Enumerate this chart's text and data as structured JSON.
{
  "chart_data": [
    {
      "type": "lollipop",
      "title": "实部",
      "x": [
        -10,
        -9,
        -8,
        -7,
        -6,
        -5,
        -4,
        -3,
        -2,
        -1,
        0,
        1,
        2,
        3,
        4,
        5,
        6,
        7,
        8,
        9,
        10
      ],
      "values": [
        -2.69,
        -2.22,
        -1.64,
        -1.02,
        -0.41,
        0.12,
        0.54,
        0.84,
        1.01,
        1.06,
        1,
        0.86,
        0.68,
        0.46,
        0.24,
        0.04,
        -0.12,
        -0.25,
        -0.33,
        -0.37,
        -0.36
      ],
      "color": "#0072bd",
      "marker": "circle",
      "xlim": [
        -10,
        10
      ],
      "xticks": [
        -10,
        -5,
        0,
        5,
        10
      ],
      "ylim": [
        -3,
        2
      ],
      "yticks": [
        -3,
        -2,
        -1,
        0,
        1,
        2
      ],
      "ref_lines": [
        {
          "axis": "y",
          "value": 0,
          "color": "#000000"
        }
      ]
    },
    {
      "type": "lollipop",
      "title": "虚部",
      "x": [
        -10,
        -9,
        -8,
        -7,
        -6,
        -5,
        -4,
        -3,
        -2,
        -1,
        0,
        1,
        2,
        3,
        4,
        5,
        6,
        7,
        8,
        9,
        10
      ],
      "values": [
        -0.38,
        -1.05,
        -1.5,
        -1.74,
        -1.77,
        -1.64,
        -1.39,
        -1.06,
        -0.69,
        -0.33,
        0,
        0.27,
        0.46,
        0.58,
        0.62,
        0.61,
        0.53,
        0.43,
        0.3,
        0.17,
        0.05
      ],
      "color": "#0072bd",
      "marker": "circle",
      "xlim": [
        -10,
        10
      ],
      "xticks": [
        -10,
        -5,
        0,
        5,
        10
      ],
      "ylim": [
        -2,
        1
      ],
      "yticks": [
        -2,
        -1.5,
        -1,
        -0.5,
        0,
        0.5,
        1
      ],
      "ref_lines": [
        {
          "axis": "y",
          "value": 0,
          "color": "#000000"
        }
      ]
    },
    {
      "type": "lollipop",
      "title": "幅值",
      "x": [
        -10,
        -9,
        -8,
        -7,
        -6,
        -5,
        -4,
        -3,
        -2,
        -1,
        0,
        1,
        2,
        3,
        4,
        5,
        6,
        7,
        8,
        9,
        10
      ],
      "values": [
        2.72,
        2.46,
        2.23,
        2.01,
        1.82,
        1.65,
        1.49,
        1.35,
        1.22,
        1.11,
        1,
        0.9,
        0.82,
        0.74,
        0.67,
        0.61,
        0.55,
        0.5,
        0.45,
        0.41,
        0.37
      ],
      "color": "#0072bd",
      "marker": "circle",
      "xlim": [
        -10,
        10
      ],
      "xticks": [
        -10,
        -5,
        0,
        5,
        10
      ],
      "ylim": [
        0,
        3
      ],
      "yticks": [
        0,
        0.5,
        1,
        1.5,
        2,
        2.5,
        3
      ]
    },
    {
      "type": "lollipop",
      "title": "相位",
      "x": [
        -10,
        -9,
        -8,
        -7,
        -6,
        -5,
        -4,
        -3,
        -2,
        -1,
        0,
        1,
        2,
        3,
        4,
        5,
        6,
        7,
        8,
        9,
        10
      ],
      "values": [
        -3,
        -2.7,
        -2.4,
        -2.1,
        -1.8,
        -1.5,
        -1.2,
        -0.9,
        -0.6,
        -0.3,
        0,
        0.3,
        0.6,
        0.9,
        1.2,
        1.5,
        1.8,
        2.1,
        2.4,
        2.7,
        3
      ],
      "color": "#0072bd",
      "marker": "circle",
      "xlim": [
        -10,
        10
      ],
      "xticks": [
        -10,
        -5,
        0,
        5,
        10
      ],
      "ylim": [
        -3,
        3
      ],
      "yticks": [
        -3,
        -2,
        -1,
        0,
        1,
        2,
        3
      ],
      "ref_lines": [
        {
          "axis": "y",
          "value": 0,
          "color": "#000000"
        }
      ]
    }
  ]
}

**Written instruction**
Copy out the full set of records precisely, leaving nothing out.

**Written answer**
Enumerate this chart's text and data as structured JSON.
{
  "chart_data": [
    {
      "type": "lollipop",
      "title": "实部",
      "x": [
        -10,
        -9,
        -8,
        -7,
        -6,
        -5,
        -4,
        -3,
        -2,
        -1,
        0,
        1,
        2,
        3,
        4,
        5,
        6,
        7,
        8,
        9,
        10
      ],
      "values": [
        -2.69,
        -2.22,
        -1.64,
        -1.02,
        -0.41,
        0.12,
        0.54,
        0.84,
        1.01,
        1.06,
        1,
        0.86,
        0.68,
        0.46,
        0.24,
        0.04,
        -0.12,
        -0.25,
        -0.33,
        -0.37,
        -0.36
      ],
      "color": "#0072bd",
      "marker": "circle",
      "xlim": [
        -10,
        10
      ],
      "xticks": [
        -10,
        -5,
        0,
        5,
        10
      ],
      "ylim": [
        -3,
        2
      ],
      "yticks": [
        -3,
        -2,
        -1,
        0,
        1,
        2
      ],
      "ref_lines": [
        {
          "axis": "y",
          "value": 0,
          "color": "#000000"
        }
      ]
    },
    {
      "type": "lollipop",
      "title": "虚部",
      "x": [
        -10,
        -9,
        -8,
        -7,
        -6,
        -5,
        -4,
        -3,
        -2,
        -1,
        0,
        1,
        2,
        3,
        4,
        5,
        6,
        7,
        8,
        9,
        10
      ],
      "values": [
        -0.38,
        -1.05,
        -1.5,
        -1.74,
        -1.77,
        -1.64,
        -1.39,
        -1.06,
        -0.69,
        -0.33,
        0,
        0.27,
        0.46,
        0.58,
        0.62,
        0.61,
        0.53,
        0.43,
        0.3,
        0.17,
        0.05
      ],
      "color": "#0072bd",
      "marker": "circle",
      "xlim": [
        -10,
        10
      ],
      "xticks": [
        -10,
        -5,
        0,
        5,
        10
      ],
      "ylim": [
        -2,
        1
      ],
      "yticks": [
        -2,
        -1.5,
        -1,
        -0.5,
        0,
        0.5,
        1
      ],
      "ref_lines": [
        {
          "axis": "y",
          "value": 0,
          "color": "#000000"
        }
      ]
    },
    {
      "type": "lollipop",
      "title": "幅值",
      "x": [
        -10,
        -9,
        -8,
        -7,
        -6,
        -5,
        -4,
        -3,
        -2,
        -1,
        0,
        1,
        2,
        3,
        4,
        5,
        6,
        7,
        8,
        9,
        10
      ],
      "values": [
        2.72,
        2.46,
        2.23,
        2.01,
        1.82,
        1.65,
        1.49,
        1.35,
        1.22,
        1.11,
        1,
        0.9,
        0.82,
        0.74,
        0.67,
        0.61,
        0.55,
        0.5,
        0.45,
        0.41,
        0.37
      ],
      "color": "#0072bd",
      "marker": "circle",
      "xlim": [
        -10,
        10
      ],
      "xticks": [
        -10,
        -5,
        0,
        5,
        10
      ],
      "ylim": [
        0,
        3
      ],
      "yticks": [
        0,
        0.5,
        1,
        1.5,
        2,
        2.5,
        3
      ]
    },
    {
      "type": "lollipop",
      "title": "相位",
      "x": [
        -10,
        -9,
        -8,
        -7,
        -6,
        -5,
        -4,
        -3,
        -2,
        -1,
        0,
        1,
        2,
        3,
        4,
        5,
        6,
        7,
        8,
        9,
        10
      ],
      "values": [
        -3,
        -2.7,
        -2.4,
        -2.1,
        -1.8,
        -1.5,
        -1.2,
        -0.9,
        -0.6,
        -0.3,
        0,
        0.3,
        0.6,
        0.9,
        1.2,
        1.5,
        1.8,
        2.1,
        2.4,
        2.7,
        3
      ],
      "color": "#0072bd",
      "marker": "circle",
      "xlim": [
        -10,
        10
      ],
      "xticks": [
        -10,
        -5,
        0,
        5,
        10
      ],
      "ylim": [
        -3,
        3
      ],
      "yticks": [
        -3,
        -2,
        -1,
        0,
        1,
        2,
        3
      ],
      "ref_lines": [
        {
          "axis": "y",
          "value": 0,
          "color": "#000000"
        }
      ]
    }
  ]
}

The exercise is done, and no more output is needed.